#### GOAL 1
In the text on Ethernet and STP, rewrite the paragraph that begins "Although a real routing protocol" as a short bulleted list that keeps its main facts.
#### GOAL 2
According to the text on Ethernet and STP, what name did Perlman wish Ethernet had been given?

#### TEXT PROVIDED
━━━━━━━━

In the early 1980s, Ethernet links became commercially available. This was a new type of link (previous links were point-to-point, meaning there were only two computers on each link), and Perlman had to modify her routing protocol to work efficiently with some links shared by hundreds of nodes. Unfortunately, some people started deploying computers with the assumption that the entire network consisted of a single Ethernet link. Perlman stated, “I wish Ethernet had been called Etherlink. Ethernet is not an entire network. It is a link in a network.”
Although a real routing protocol, such as what Perlman had already designed, would be better than STP as a solution for moving data in a multilink network, a real routing protocol requires computers to cooperate with the routers by putting data in an envelope the routers understand. When Perlman originally invented STP, the challenge was to enable multilink networks with the already-deployed computers. Perlman said, “I assumed STP was a short-term fix that would last a few months until the deployed nodes could be upgraded to work with existing routers.” However, STP was so simple and easy to manage that it remains widely deployed today.

━━━━━━━━

#### PROVIDED INFORMATION
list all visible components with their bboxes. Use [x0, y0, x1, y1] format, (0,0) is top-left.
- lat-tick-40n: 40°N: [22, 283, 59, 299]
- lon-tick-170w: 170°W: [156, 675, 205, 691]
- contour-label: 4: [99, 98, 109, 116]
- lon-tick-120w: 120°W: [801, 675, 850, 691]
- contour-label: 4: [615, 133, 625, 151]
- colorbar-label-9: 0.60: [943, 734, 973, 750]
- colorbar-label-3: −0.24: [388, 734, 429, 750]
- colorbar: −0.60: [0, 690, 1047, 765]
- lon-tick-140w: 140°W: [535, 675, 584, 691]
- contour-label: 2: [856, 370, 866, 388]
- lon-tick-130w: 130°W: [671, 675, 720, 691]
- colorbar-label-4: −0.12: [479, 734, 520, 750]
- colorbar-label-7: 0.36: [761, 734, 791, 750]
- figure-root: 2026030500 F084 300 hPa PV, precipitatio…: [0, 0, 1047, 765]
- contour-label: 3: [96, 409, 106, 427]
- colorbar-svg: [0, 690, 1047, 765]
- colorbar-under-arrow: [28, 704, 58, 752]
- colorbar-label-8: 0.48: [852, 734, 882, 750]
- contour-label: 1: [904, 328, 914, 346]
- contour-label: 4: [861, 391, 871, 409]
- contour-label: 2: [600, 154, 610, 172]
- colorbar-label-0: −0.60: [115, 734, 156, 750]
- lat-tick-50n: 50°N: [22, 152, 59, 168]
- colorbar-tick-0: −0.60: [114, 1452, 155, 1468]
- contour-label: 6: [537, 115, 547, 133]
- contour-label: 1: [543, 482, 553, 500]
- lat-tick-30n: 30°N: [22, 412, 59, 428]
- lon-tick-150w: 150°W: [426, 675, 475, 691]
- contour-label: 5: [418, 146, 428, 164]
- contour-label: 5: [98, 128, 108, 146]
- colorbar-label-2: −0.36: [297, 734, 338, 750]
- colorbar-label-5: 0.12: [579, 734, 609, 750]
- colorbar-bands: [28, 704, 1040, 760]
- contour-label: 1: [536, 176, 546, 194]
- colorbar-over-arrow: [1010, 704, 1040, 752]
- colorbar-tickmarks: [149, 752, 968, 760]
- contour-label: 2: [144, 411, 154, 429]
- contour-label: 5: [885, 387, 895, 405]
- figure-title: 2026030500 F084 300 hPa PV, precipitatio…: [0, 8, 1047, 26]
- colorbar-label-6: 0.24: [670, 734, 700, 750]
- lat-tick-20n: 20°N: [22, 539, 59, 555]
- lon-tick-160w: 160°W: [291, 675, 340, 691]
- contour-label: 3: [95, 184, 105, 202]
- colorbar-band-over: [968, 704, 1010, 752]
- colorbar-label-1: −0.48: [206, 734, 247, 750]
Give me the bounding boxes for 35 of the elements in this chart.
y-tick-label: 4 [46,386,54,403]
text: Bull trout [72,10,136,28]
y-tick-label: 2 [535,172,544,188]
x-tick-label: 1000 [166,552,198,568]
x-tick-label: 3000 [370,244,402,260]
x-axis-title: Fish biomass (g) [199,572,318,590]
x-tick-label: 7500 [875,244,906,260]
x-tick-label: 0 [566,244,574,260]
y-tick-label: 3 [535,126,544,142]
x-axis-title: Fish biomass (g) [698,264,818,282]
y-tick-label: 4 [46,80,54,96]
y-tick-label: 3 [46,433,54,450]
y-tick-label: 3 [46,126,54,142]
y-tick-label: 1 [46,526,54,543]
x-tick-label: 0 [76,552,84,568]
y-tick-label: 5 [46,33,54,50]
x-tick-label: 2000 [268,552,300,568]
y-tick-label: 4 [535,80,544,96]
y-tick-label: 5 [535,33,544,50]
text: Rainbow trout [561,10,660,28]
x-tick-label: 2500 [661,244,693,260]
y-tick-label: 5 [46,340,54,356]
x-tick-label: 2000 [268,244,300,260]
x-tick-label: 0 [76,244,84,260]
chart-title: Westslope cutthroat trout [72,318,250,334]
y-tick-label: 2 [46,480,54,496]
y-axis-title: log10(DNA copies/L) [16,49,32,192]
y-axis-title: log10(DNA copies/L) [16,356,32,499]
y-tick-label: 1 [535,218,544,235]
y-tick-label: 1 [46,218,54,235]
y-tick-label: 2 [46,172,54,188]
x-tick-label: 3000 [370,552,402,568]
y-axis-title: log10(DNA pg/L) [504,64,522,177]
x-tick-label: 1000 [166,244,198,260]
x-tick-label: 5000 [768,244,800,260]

━━━━━━━━

#### TASK OUTPUT 1
- A real routing protocol, like the one Perlman had already designed, would move data in a multilink network better than STP.
- But it needs computers to cooperate with routers by putting data in an envelope the routers understand.
- STP was invented to enable multilink networks using computers that were already deployed.
- Perlman expected STP to be a short-term fix lasting a few months, until deployed nodes could be upgraded to work with existing routers.
- Because STP was so simple and easy to manage, it is still widely deployed today.

#### TASK OUTPUT 2
Etherlink.